Retype every entry word for word.

Extracted records

───

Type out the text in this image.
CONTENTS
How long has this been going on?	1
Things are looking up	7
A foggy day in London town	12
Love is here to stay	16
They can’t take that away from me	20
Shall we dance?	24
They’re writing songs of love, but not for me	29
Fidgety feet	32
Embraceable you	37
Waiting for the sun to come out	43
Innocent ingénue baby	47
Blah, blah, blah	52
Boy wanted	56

───

Result of this exercise
Type out the text in this image.
CONTENTS
How long has this been going on?	1
Things are looking up	7
A foggy day in London town	12
Love is here to stay	16
They can’t take that away from me	20
Shall we dance?	24
They’re writing songs of love, but not for me	29
Fidgety feet	32
Embraceable you	37
Waiting for the sun to come out	43
Innocent ingénue baby	47
Blah, blah, blah	52
Boy wanted	56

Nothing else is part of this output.